The request
Repeat each record below exactly as given.

Data entries for graphics
------------------------------------------------

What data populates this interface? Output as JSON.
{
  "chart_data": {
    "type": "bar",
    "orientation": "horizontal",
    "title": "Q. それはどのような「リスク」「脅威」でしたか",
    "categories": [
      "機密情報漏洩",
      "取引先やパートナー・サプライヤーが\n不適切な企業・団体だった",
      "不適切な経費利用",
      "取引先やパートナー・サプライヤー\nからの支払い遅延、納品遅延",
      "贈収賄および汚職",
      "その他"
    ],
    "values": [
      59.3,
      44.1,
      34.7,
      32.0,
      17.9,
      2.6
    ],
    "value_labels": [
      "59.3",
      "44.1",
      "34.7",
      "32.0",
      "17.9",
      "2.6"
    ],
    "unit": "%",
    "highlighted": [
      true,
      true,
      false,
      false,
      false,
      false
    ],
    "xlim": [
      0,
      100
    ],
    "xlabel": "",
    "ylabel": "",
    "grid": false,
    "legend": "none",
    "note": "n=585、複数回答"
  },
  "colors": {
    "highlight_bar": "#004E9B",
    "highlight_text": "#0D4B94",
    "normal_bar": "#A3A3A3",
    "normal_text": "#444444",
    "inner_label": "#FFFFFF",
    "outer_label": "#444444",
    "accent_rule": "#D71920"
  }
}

------------------------------------------------

Task solution
What data populates this interface? Output as JSON.
{
  "chart_data": {
    "type": "bar",
    "orientation": "horizontal",
    "title": "Q. それはどのような「リスク」「脅威」でしたか",
    "categories": [
      "機密情報漏洩",
      "取引先やパートナー・サプライヤーが\n不適切な企業・団体だった",
      "不適切な経費利用",
      "取引先やパートナー・サプライヤー\nからの支払い遅延、納品遅延",
      "贈収賄および汚職",
      "その他"
    ],
    "values": [
      59.3,
      44.1,
      34.7,
      32.0,
      17.9,
      2.6
    ],
    "value_labels": [
      "59.3",
      "44.1",
      "34.7",
      "32.0",
      "17.9",
      "2.6"
    ],
    "unit": "%",
    "highlighted": [
      true,
      true,
      false,
      false,
      false,
      false
    ],
    "xlim": [
      0,
      100
    ],
    "xlabel": "",
    "ylabel": "",
    "grid": false,
    "legend": "none",
    "note": "n=585、複数回答"
  },
  "colors": {
    "highlight_bar": "#004E9B",
    "highlight_text": "#0D4B94",
    "normal_bar": "#A3A3A3",
    "normal_text": "#444444",
    "inner_label": "#FFFFFF",
    "outer_label": "#444444",
    "accent_rule": "#D71920"
  }
}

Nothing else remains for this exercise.